- _Challenge_:
Below is a listing to transcribe in full and exactly; keep the pictures out.

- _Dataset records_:
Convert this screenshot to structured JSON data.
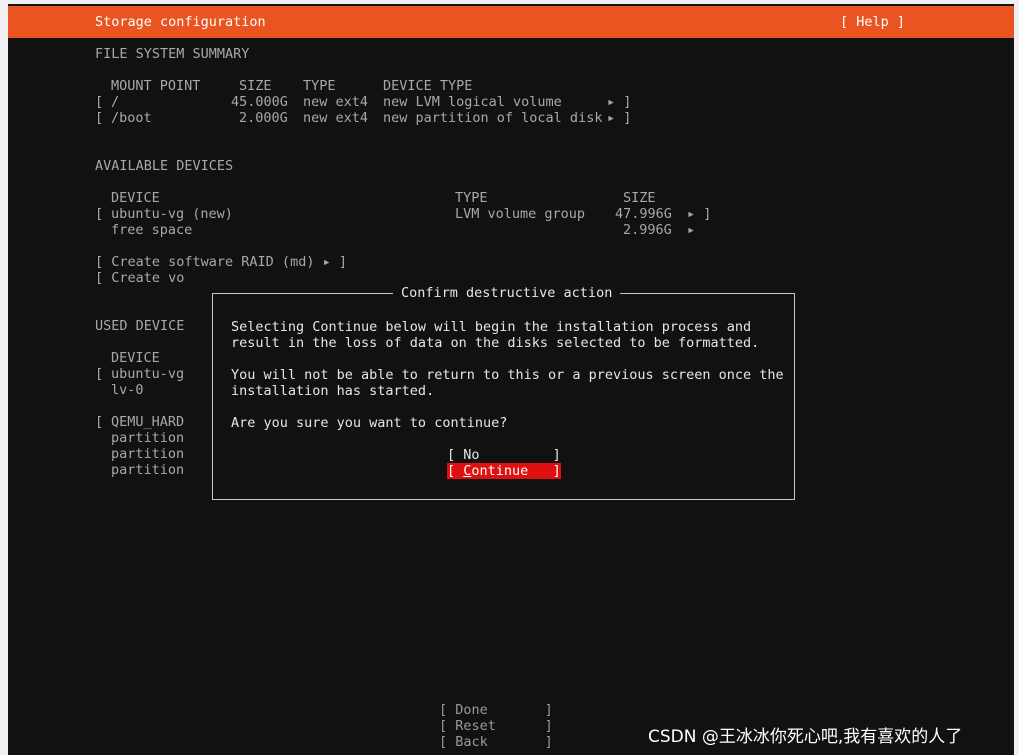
{
  "header": {
    "title": "Storage configuration",
    "help": "[ Help ]"
  },
  "fs_summary": {
    "heading": "FILE SYSTEM SUMMARY",
    "columns": [
      "MOUNT POINT",
      "SIZE",
      "TYPE",
      "DEVICE TYPE"
    ],
    "rows": [
      {
        "bracket_open": "[",
        "mount": "/",
        "size": "45.000G",
        "type": "new ext4",
        "device_type": "new LVM logical volume",
        "arrow": "▸ ]"
      },
      {
        "bracket_open": "[",
        "mount": "/boot",
        "size": "2.000G",
        "type": "new ext4",
        "device_type": "new partition of local disk",
        "arrow": "▸ ]"
      }
    ]
  },
  "available": {
    "heading": "AVAILABLE DEVICES",
    "columns": [
      "DEVICE",
      "TYPE",
      "SIZE"
    ],
    "rows": [
      {
        "bracket_open": "[",
        "device": "ubuntu-vg (new)",
        "type": "LVM volume group",
        "size": "47.996G",
        "arrow": "▸ ]"
      },
      {
        "bracket_open": "",
        "device": "free space",
        "type": "",
        "size": "2.996G",
        "arrow": "▸"
      }
    ],
    "actions": [
      "[ Create software RAID (md) ▸ ]",
      "[ Create vo"
    ]
  },
  "used": {
    "heading": "USED DEVICE",
    "device_col": "DEVICE",
    "rows": [
      {
        "bracket_open": "[",
        "label": "ubuntu-vg"
      },
      {
        "bracket_open": "",
        "label": "lv-0"
      },
      {
        "bracket_open": "[",
        "label": "QEMU_HARD"
      },
      {
        "bracket_open": "",
        "label": "partition"
      },
      {
        "bracket_open": "",
        "label": "partition"
      },
      {
        "bracket_open": "",
        "label": "partition"
      }
    ]
  },
  "dialog": {
    "title": "Confirm destructive action",
    "para1_line1": "Selecting Continue below will begin the installation process and",
    "para1_line2": "result in the loss of data on the disks selected to be formatted.",
    "para2_line1": "You will not be able to return to this or a previous screen once the",
    "para2_line2": "installation has started.",
    "question": "Are you sure you want to continue?",
    "no_label": "[ No         ]",
    "continue_open": "[ ",
    "continue_cursor": "C",
    "continue_rest": "ontinue   ]"
  },
  "footer": {
    "done": "[ Done       ]",
    "reset": "[ Reset      ]",
    "back": "[ Back       ]"
  },
  "watermark": "CSDN @王冰冰你死心吧,我有喜欢的人了",
  "colors": {
    "header": "#e95420",
    "selected_button": "#e01010",
    "background": "#111111"
  }
}
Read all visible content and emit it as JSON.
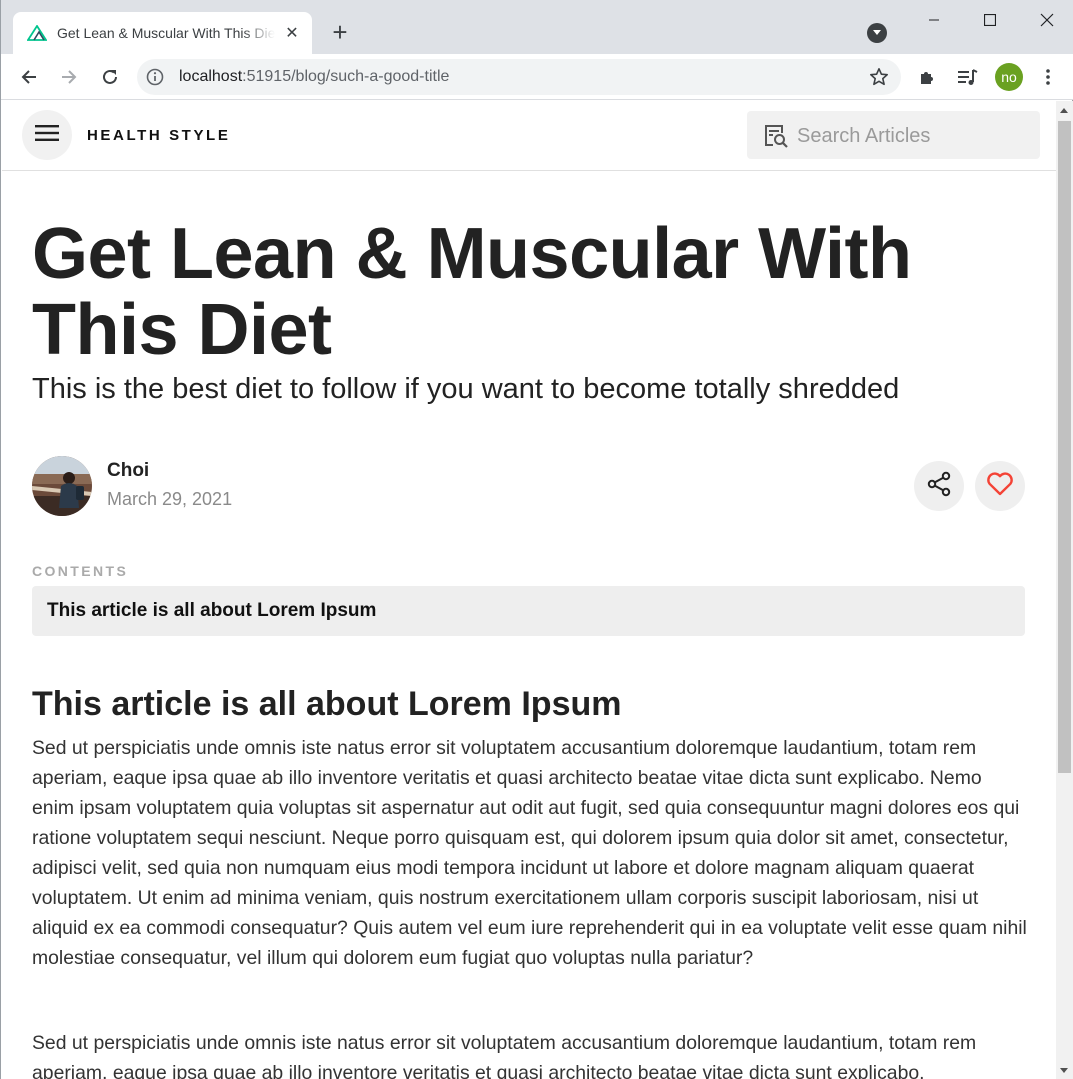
{
  "browser": {
    "tab_title": "Get Lean & Muscular With This Diet",
    "url_host": "localhost",
    "url_port_path": ":51915/blog/such-a-good-title",
    "profile_initials": "no"
  },
  "header": {
    "brand": "HEALTH STYLE",
    "search_placeholder": "Search Articles"
  },
  "article": {
    "title": "Get Lean & Muscular With This Diet",
    "subtitle": "This is the best diet to follow if you want to become totally shredded",
    "author_name": "Choi",
    "date": "March 29, 2021",
    "contents_label": "CONTENTS",
    "contents_items": [
      "This article is all about Lorem Ipsum"
    ],
    "section_heading": "This article is all about Lorem Ipsum",
    "paragraphs": [
      "Sed ut perspiciatis unde omnis iste natus error sit voluptatem accusantium doloremque laudantium, totam rem aperiam, eaque ipsa quae ab illo inventore veritatis et quasi architecto beatae vitae dicta sunt explicabo. Nemo enim ipsam voluptatem quia voluptas sit aspernatur aut odit aut fugit, sed quia consequuntur magni dolores eos qui ratione voluptatem sequi nesciunt. Neque porro quisquam est, qui dolorem ipsum quia dolor sit amet, consectetur, adipisci velit, sed quia non numquam eius modi tempora incidunt ut labore et dolore magnam aliquam quaerat voluptatem. Ut enim ad minima veniam, quis nostrum exercitationem ullam corporis suscipit laboriosam, nisi ut aliquid ex ea commodi consequatur? Quis autem vel eum iure reprehenderit qui in ea voluptate velit esse quam nihil molestiae consequatur, vel illum qui dolorem eum fugiat quo voluptas nulla pariatur?",
      "Sed ut perspiciatis unde omnis iste natus error sit voluptatem accusantium doloremque laudantium, totam rem aperiam, eaque ipsa quae ab illo inventore veritatis et quasi architecto beatae vitae dicta sunt explicabo."
    ]
  },
  "icons": {
    "tab_favicon": "nuxt-logo-icon",
    "share": "share-icon",
    "like": "heart-icon",
    "menu": "hamburger-menu-icon",
    "search": "search-document-icon"
  },
  "colors": {
    "heart": "#f44336",
    "profile": "#6aa121",
    "favicon": "#00c58e"
  }
}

- _Exercise result_:
Convert this screenshot to structured JSON data.
{
  "header": {
    "title": "Storage configuration",
    "help": "[ Help ]"
  },
  "fs_summary": {
    "heading": "FILE SYSTEM SUMMARY",
    "columns": [
      "MOUNT POINT",
      "SIZE",
      "TYPE",
      "DEVICE TYPE"
    ],
    "rows": [
      {
        "bracket_open": "[",
        "mount": "/",
        "size": "45.000G",
        "type": "new ext4",
        "device_type": "new LVM logical volume",
        "arrow": "▸ ]"
      },
      {
        "bracket_open": "[",
        "mount": "/boot",
        "size": "2.000G",
        "type": "new ext4",
        "device_type": "new partition of local disk",
        "arrow": "▸ ]"
      }
    ]
  },
  "available": {
    "heading": "AVAILABLE DEVICES",
    "columns": [
      "DEVICE",
      "TYPE",
      "SIZE"
    ],
    "rows": [
      {
        "bracket_open": "[",
        "device": "ubuntu-vg (new)",
        "type": "LVM volume group",
        "size": "47.996G",
        "arrow": "▸ ]"
      },
      {
        "bracket_open": "",
        "device": "free space",
        "type": "",
        "size": "2.996G",
        "arrow": "▸"
      }
    ],
    "actions": [
      "[ Create software RAID (md) ▸ ]",
      "[ Create vo"
    ]
  },
  "used": {
    "heading": "USED DEVICE",
    "device_col": "DEVICE",
    "rows": [
      {
        "bracket_open": "[",
        "label": "ubuntu-vg"
      },
      {
        "bracket_open": "",
        "label": "lv-0"
      },
      {
        "bracket_open": "[",
        "label": "QEMU_HARD"
      },
      {
        "bracket_open": "",
        "label": "partition"
      },
      {
        "bracket_open": "",
        "label": "partition"
      },
      {
        "bracket_open": "",
        "label": "partition"
      }
    ]
  },
  "dialog": {
    "title": "Confirm destructive action",
    "para1_line1": "Selecting Continue below will begin the installation process and",
    "para1_line2": "result in the loss of data on the disks selected to be formatted.",
    "para2_line1": "You will not be able to return to this or a previous screen once the",
    "para2_line2": "installation has started.",
    "question": "Are you sure you want to continue?",
    "no_label": "[ No         ]",
    "continue_open": "[ ",
    "continue_cursor": "C",
    "continue_rest": "ontinue   ]"
  },
  "footer": {
    "done": "[ Done       ]",
    "reset": "[ Reset      ]",
    "back": "[ Back       ]"
  },
  "watermark": "CSDN @王冰冰你死心吧,我有喜欢的人了",
  "colors": {
    "header": "#e95420",
    "selected_button": "#e01010",
    "background": "#111111"
  }
}
Read all visible content and emit it as JSON.
{
  "browser": {
    "tab_title": "Get Lean & Muscular With This Diet",
    "url_host": "localhost",
    "url_port_path": ":51915/blog/such-a-good-title",
    "profile_initials": "no"
  },
  "header": {
    "brand": "HEALTH STYLE",
    "search_placeholder": "Search Articles"
  },
  "article": {
    "title": "Get Lean & Muscular With This Diet",
    "subtitle": "This is the best diet to follow if you want to become totally shredded",
    "author_name": "Choi",
    "date": "March 29, 2021",
    "contents_label": "CONTENTS",
    "contents_items": [
      "This article is all about Lorem Ipsum"
    ],
    "section_heading": "This article is all about Lorem Ipsum",
    "paragraphs": [
      "Sed ut perspiciatis unde omnis iste natus error sit voluptatem accusantium doloremque laudantium, totam rem aperiam, eaque ipsa quae ab illo inventore veritatis et quasi architecto beatae vitae dicta sunt explicabo. Nemo enim ipsam voluptatem quia voluptas sit aspernatur aut odit aut fugit, sed quia consequuntur magni dolores eos qui ratione voluptatem sequi nesciunt. Neque porro quisquam est, qui dolorem ipsum quia dolor sit amet, consectetur, adipisci velit, sed quia non numquam eius modi tempora incidunt ut labore et dolore magnam aliquam quaerat voluptatem. Ut enim ad minima veniam, quis nostrum exercitationem ullam corporis suscipit laboriosam, nisi ut aliquid ex ea commodi consequatur? Quis autem vel eum iure reprehenderit qui in ea voluptate velit esse quam nihil molestiae consequatur, vel illum qui dolorem eum fugiat quo voluptas nulla pariatur?",
      "Sed ut perspiciatis unde omnis iste natus error sit voluptatem accusantium doloremque laudantium, totam rem aperiam, eaque ipsa quae ab illo inventore veritatis et quasi architecto beatae vitae dicta sunt explicabo."
    ]
  },
  "icons": {
    "tab_favicon": "nuxt-logo-icon",
    "share": "share-icon",
    "like": "heart-icon",
    "menu": "hamburger-menu-icon",
    "search": "search-document-icon"
  },
  "colors": {
    "heart": "#f44336",
    "profile": "#6aa121",
    "favicon": "#00c58e"
  }
}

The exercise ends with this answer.